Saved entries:
* Begin *

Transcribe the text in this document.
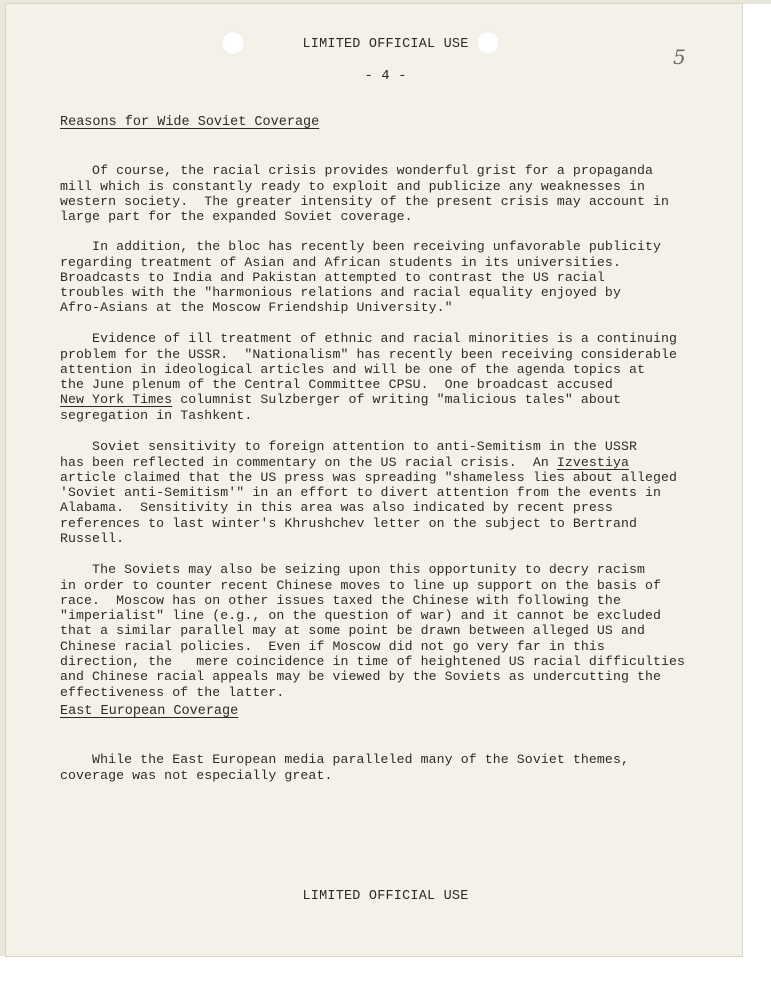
LIMITED OFFICIAL USE
- 4 -
5
Reasons for Wide Soviet Coverage

Of course, the racial crisis provides wonderful grist for a propaganda
mill which is constantly ready to exploit and publicize any weaknesses in
western society.  The greater intensity of the present crisis may account in
large part for the expanded Soviet coverage.

In addition, the bloc has recently been receiving unfavorable publicity
regarding treatment of Asian and African students in its universities.
Broadcasts to India and Pakistan attempted to contrast the US racial
troubles with the "harmonious relations and racial equality enjoyed by
Afro-Asians at the Moscow Friendship University."

Evidence of ill treatment of ethnic and racial minorities is a continuing
problem for the USSR.  "Nationalism" has recently been receiving considerable
attention in ideological articles and will be one of the agenda topics at
the June plenum of the Central Committee CPSU.  One broadcast accused
New York Times columnist Sulzberger of writing "malicious tales" about
segregation in Tashkent.

Soviet sensitivity to foreign attention to anti-Semitism in the USSR
has been reflected in commentary on the US racial crisis.  An Izvestiya
article claimed that the US press was spreading "shameless lies about alleged
'Soviet anti-Semitism'" in an effort to divert attention from the events in
Alabama.  Sensitivity in this area was also indicated by recent press
references to last winter's Khrushchev letter on the subject to Bertrand
Russell.

The Soviets may also be seizing upon this opportunity to decry racism
in order to counter recent Chinese moves to line up support on the basis of
race.  Moscow has on other issues taxed the Chinese with following the
"imperialist" line (e.g., on the question of war) and it cannot be excluded
that a similar parallel may at some point be drawn between alleged US and
Chinese racial policies.  Even if Moscow did not go very far in this
direction, the   mere coincidence in time of heightened US racial difficulties
and Chinese racial appeals may be viewed by the Soviets as undercutting the
effectiveness of the latter.

East European Coverage

While the East European media paralleled many of the Soviet themes,
coverage was not especially great.

LIMITED OFFICIAL USE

* End *

Task to complete: Images in the data above are to be skipped. Retype all other material exactly.

Task response:
Transcribe the text in this document.
LIMITED OFFICIAL USE
- 4 -
5
Reasons for Wide Soviet Coverage

Of course, the racial crisis provides wonderful grist for a propaganda
mill which is constantly ready to exploit and publicize any weaknesses in
western society.  The greater intensity of the present crisis may account in
large part for the expanded Soviet coverage.

In addition, the bloc has recently been receiving unfavorable publicity
regarding treatment of Asian and African students in its universities.
Broadcasts to India and Pakistan attempted to contrast the US racial
troubles with the "harmonious relations and racial equality enjoyed by
Afro-Asians at the Moscow Friendship University."

Evidence of ill treatment of ethnic and racial minorities is a continuing
problem for the USSR.  "Nationalism" has recently been receiving considerable
attention in ideological articles and will be one of the agenda topics at
the June plenum of the Central Committee CPSU.  One broadcast accused
New York Times columnist Sulzberger of writing "malicious tales" about
segregation in Tashkent.

Soviet sensitivity to foreign attention to anti-Semitism in the USSR
has been reflected in commentary on the US racial crisis.  An Izvestiya
article claimed that the US press was spreading "shameless lies about alleged
'Soviet anti-Semitism'" in an effort to divert attention from the events in
Alabama.  Sensitivity in this area was also indicated by recent press
references to last winter's Khrushchev letter on the subject to Bertrand
Russell.

The Soviets may also be seizing upon this opportunity to decry racism
in order to counter recent Chinese moves to line up support on the basis of
race.  Moscow has on other issues taxed the Chinese with following the
"imperialist" line (e.g., on the question of war) and it cannot be excluded
that a similar parallel may at some point be drawn between alleged US and
Chinese racial policies.  Even if Moscow did not go very far in this
direction, the   mere coincidence in time of heightened US racial difficulties
and Chinese racial appeals may be viewed by the Soviets as undercutting the
effectiveness of the latter.

East European Coverage

While the East European media paralleled many of the Soviet themes,
coverage was not especially great.

LIMITED OFFICIAL USE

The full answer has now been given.